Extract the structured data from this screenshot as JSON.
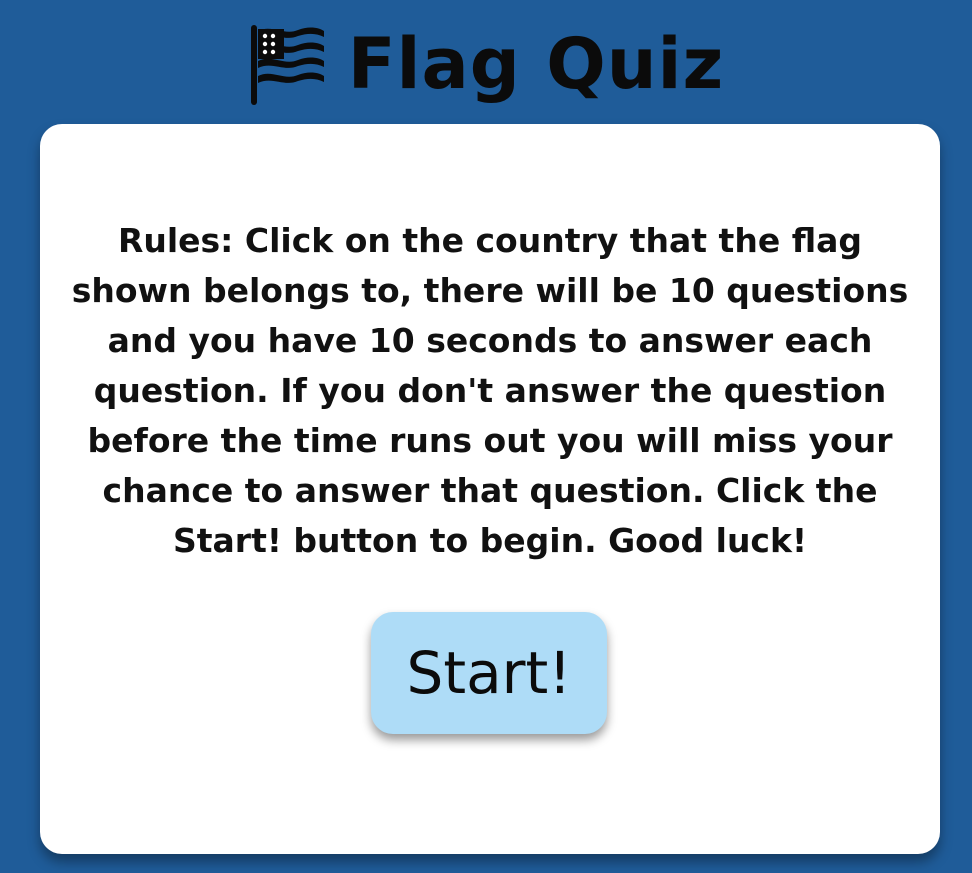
{
  "header": {
    "icon": "waving-flag-icon",
    "title": "Flag Quiz"
  },
  "card": {
    "rules": "Rules: Click on the country that the flag shown belongs to, there will be 10 questions and you have 10 seconds to answer each question. If you don't answer the question before the time runs out you will miss your chance to answer that question. Click the Start! button to begin. Good luck!",
    "start_label": "Start!"
  },
  "colors": {
    "background": "#1f5c99",
    "card": "#ffffff",
    "button": "#aedcf7",
    "text": "#111111"
  }
}
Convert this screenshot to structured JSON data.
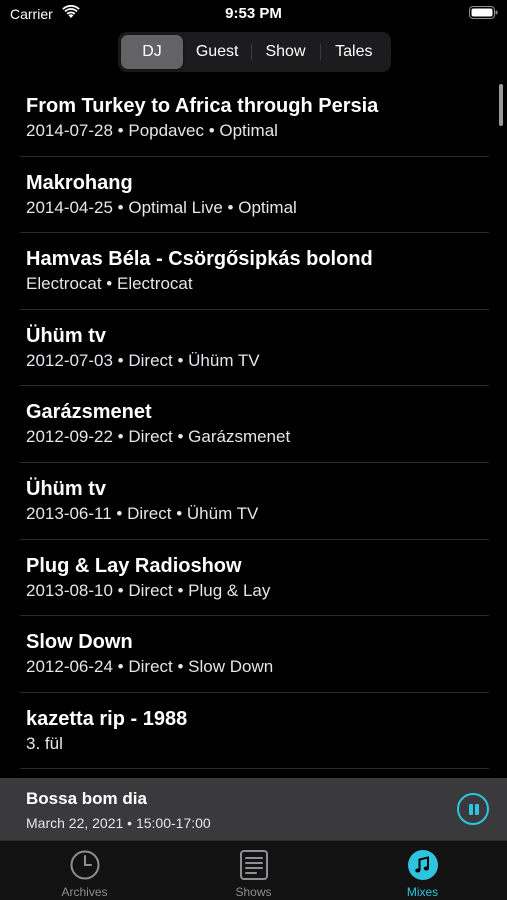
{
  "status": {
    "carrier": "Carrier",
    "time": "9:53 PM"
  },
  "segments": [
    "DJ",
    "Guest",
    "Show",
    "Tales"
  ],
  "mixes": [
    {
      "title": "From Turkey to Africa through Persia",
      "subtitle": "2014-07-28 • Popdavec • Optimal"
    },
    {
      "title": "Makrohang",
      "subtitle": "2014-04-25 • Optimal Live • Optimal"
    },
    {
      "title": "Hamvas Béla - Csörgősipkás bolond",
      "subtitle": "Electrocat • Electrocat"
    },
    {
      "title": "Ühüm tv",
      "subtitle": "2012-07-03 • Direct • Ühüm TV"
    },
    {
      "title": "Garázsmenet",
      "subtitle": "2012-09-22 • Direct • Garázsmenet"
    },
    {
      "title": "Ühüm tv",
      "subtitle": "2013-06-11 • Direct • Ühüm TV"
    },
    {
      "title": "Plug & Lay Radioshow",
      "subtitle": "2013-08-10 • Direct • Plug & Lay"
    },
    {
      "title": "Slow Down",
      "subtitle": "2012-06-24 • Direct • Slow Down"
    },
    {
      "title": "kazetta rip - 1988",
      "subtitle": "3. fül"
    }
  ],
  "now_playing": {
    "title": "Bossa bom dia",
    "time": "March 22, 2021 • 15:00-17:00"
  },
  "tabs": [
    {
      "label": "Archives",
      "icon": "clock-icon"
    },
    {
      "label": "Shows",
      "icon": "document-icon"
    },
    {
      "label": "Mixes",
      "icon": "music-note-icon"
    }
  ],
  "colors": {
    "accent": "#2ec4e0",
    "background": "#000000",
    "player_bar": "#3a3a3c"
  }
}
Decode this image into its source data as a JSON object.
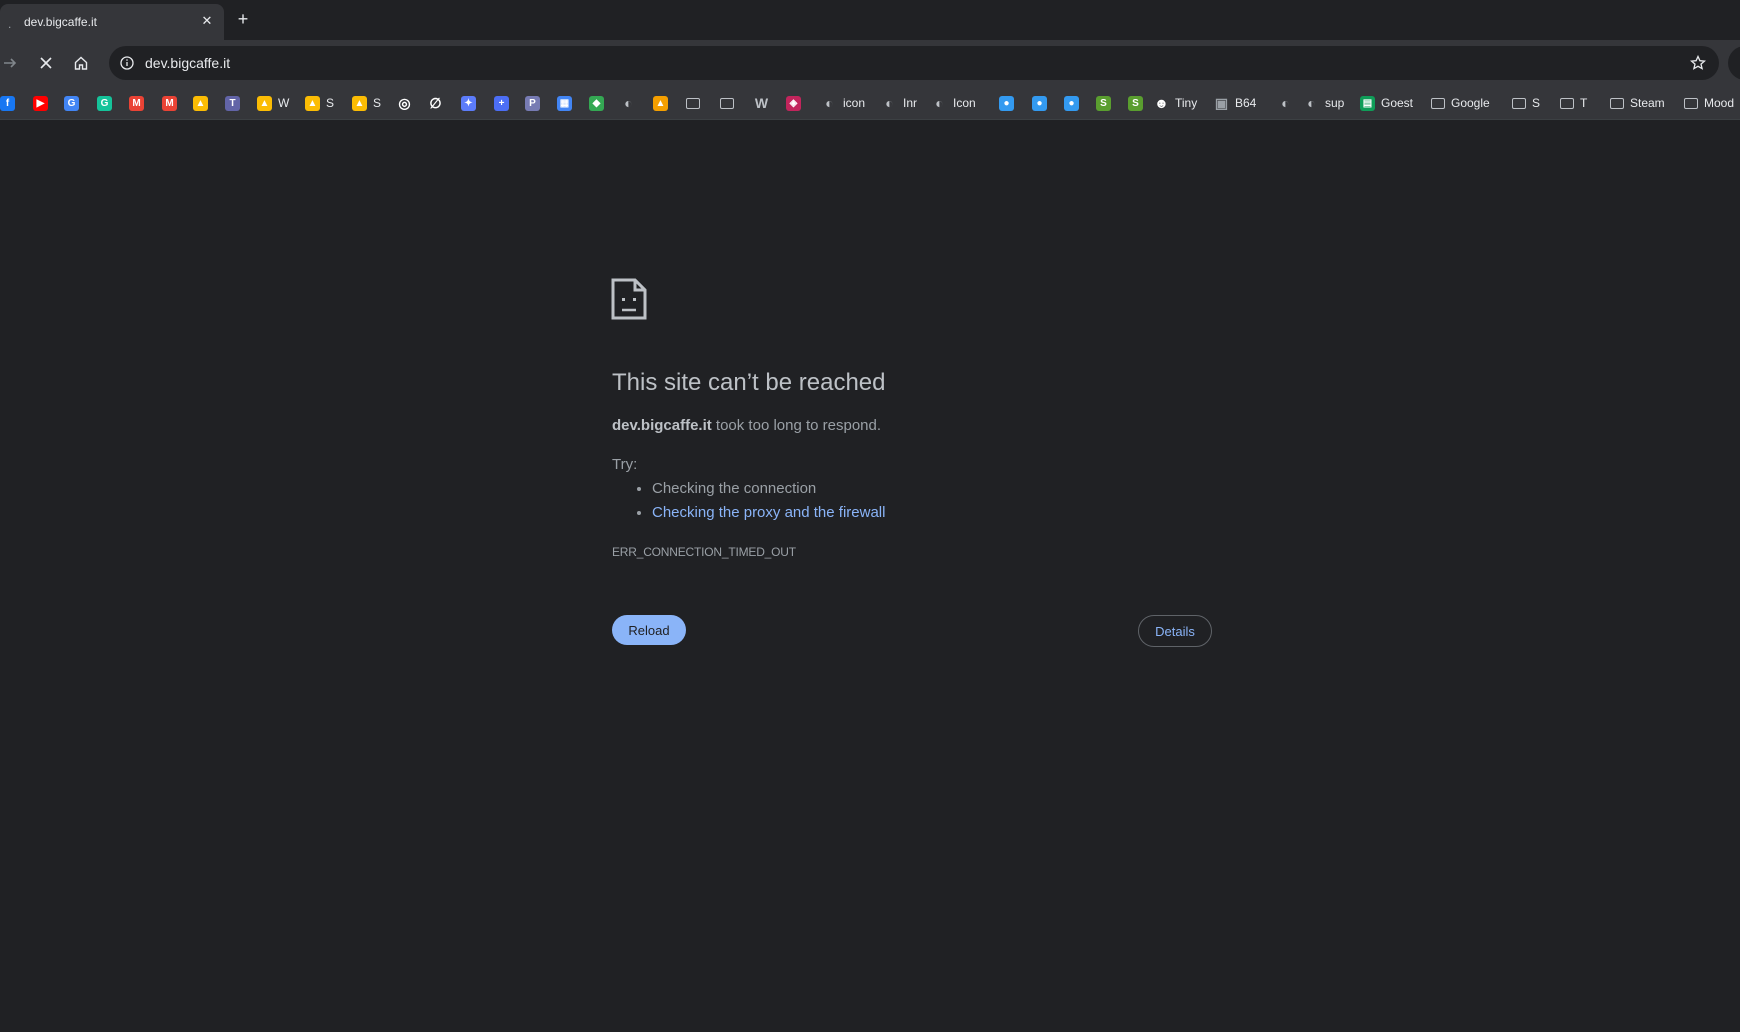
{
  "tab": {
    "loader": ".",
    "title": "dev.bigcaffe.it",
    "close": "✕",
    "new_tab": "+"
  },
  "toolbar": {
    "url": "dev.bigcaffe.it",
    "forward_icon": "arrow-right-icon",
    "stop_icon": "stop-x-icon",
    "home_icon": "home-icon",
    "info_icon": "info-icon",
    "star_icon": "star-icon"
  },
  "bookmarks": [
    {
      "icon": "facebook-icon",
      "color": "#1877f2",
      "glyph": "f",
      "label": ""
    },
    {
      "icon": "youtube-icon",
      "color": "#ff0000",
      "glyph": "▶",
      "label": ""
    },
    {
      "icon": "google-translate-icon",
      "color": "#4285f4",
      "glyph": "G",
      "label": ""
    },
    {
      "icon": "grammarly-icon",
      "color": "#15c39a",
      "glyph": "G",
      "label": ""
    },
    {
      "icon": "gmail-icon",
      "color": "#ea4335",
      "glyph": "M",
      "label": ""
    },
    {
      "icon": "gmail-icon",
      "color": "#ea4335",
      "glyph": "M",
      "label": ""
    },
    {
      "icon": "google-drive-icon",
      "color": "#fbbc04",
      "glyph": "▲",
      "label": ""
    },
    {
      "icon": "teams-icon",
      "color": "#6264a7",
      "glyph": "T",
      "label": ""
    },
    {
      "icon": "google-drive-icon",
      "color": "#fbbc04",
      "glyph": "▲",
      "label": "W"
    },
    {
      "icon": "google-drive-icon",
      "color": "#fbbc04",
      "glyph": "▲",
      "label": "S"
    },
    {
      "icon": "google-drive-icon",
      "color": "#fbbc04",
      "glyph": "▲",
      "label": "S"
    },
    {
      "icon": "target-icon",
      "color": "#ffffff",
      "glyph": "◎",
      "label": ""
    },
    {
      "icon": "no-icon",
      "color": "#ffffff",
      "glyph": "∅",
      "label": ""
    },
    {
      "icon": "tool-icon",
      "color": "#5c7cfa",
      "glyph": "✦",
      "label": ""
    },
    {
      "icon": "plus-circle-icon",
      "color": "#4c6ef5",
      "glyph": "+",
      "label": ""
    },
    {
      "icon": "php-icon",
      "color": "#777bb3",
      "glyph": "P",
      "label": ""
    },
    {
      "icon": "apps-grid-icon",
      "color": "#4285f4",
      "glyph": "▦",
      "label": ""
    },
    {
      "icon": "maps-pin-icon",
      "color": "#34a853",
      "glyph": "◆",
      "label": ""
    },
    {
      "icon": "globe-icon",
      "color": "#bdc1c6",
      "glyph": "◐",
      "label": ""
    },
    {
      "icon": "triangle-logo-icon",
      "color": "#f59f00",
      "glyph": "▲",
      "label": ""
    },
    {
      "icon": "folder-icon",
      "color": "transparent",
      "glyph": "▭",
      "label": ""
    },
    {
      "icon": "folder-icon",
      "color": "transparent",
      "glyph": "▭",
      "label": ""
    },
    {
      "icon": "wordpress-icon",
      "color": "#bdc1c6",
      "glyph": "W",
      "label": ""
    },
    {
      "icon": "shield-icon",
      "color": "#c2255c",
      "glyph": "◈",
      "label": ""
    },
    {
      "icon": "globe-icon",
      "color": "#bdc1c6",
      "glyph": "◐",
      "label": "icon"
    },
    {
      "icon": "globe-icon",
      "color": "#bdc1c6",
      "glyph": "◐",
      "label": "Inr"
    },
    {
      "icon": "globe-icon",
      "color": "#bdc1c6",
      "glyph": "◐",
      "label": "Icon"
    },
    {
      "icon": "pill-icon",
      "color": "#339af0",
      "glyph": "●",
      "label": ""
    },
    {
      "icon": "pill-icon",
      "color": "#339af0",
      "glyph": "●",
      "label": ""
    },
    {
      "icon": "pill-icon",
      "color": "#339af0",
      "glyph": "●",
      "label": ""
    },
    {
      "icon": "shopify-icon",
      "color": "#5a9e2f",
      "glyph": "S",
      "label": ""
    },
    {
      "icon": "shopify-icon",
      "color": "#5a9e2f",
      "glyph": "S",
      "label": ""
    },
    {
      "icon": "tiny-icon",
      "color": "#ffffff",
      "glyph": "☻",
      "label": "Tiny"
    },
    {
      "icon": "image-icon",
      "color": "#9aa0a6",
      "glyph": "▣",
      "label": "B64"
    },
    {
      "icon": "globe-icon",
      "color": "#bdc1c6",
      "glyph": "◐",
      "label": ""
    },
    {
      "icon": "globe-icon",
      "color": "#bdc1c6",
      "glyph": "◐",
      "label": "sup"
    },
    {
      "icon": "sheets-icon",
      "color": "#0f9d58",
      "glyph": "▤",
      "label": "Goest"
    },
    {
      "icon": "folder-icon",
      "color": "transparent",
      "glyph": "▭",
      "label": "Google"
    },
    {
      "icon": "folder-icon",
      "color": "transparent",
      "glyph": "▭",
      "label": "S"
    },
    {
      "icon": "folder-icon",
      "color": "transparent",
      "glyph": "▭",
      "label": "T"
    },
    {
      "icon": "folder-icon",
      "color": "transparent",
      "glyph": "▭",
      "label": "Steam"
    },
    {
      "icon": "folder-icon",
      "color": "transparent",
      "glyph": "▭",
      "label": "Mood"
    }
  ],
  "error": {
    "title": "This site can’t be reached",
    "host": "dev.bigcaffe.it",
    "message": " took too long to respond.",
    "try_label": "Try:",
    "suggestion_1": "Checking the connection",
    "suggestion_2": "Checking the proxy and the firewall",
    "code": "ERR_CONNECTION_TIMED_OUT",
    "reload_label": "Reload",
    "details_label": "Details"
  },
  "colors": {
    "background": "#202124",
    "toolbar": "#35363a",
    "accent": "#8ab4f8"
  }
}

----------------

| Given problem |
In the material above, find the lines that contain "Slow" and show them.

| Expected answer |
      "title": "Slow Down",
      "subtitle": "2012-06-24 • Direct • Slow Down"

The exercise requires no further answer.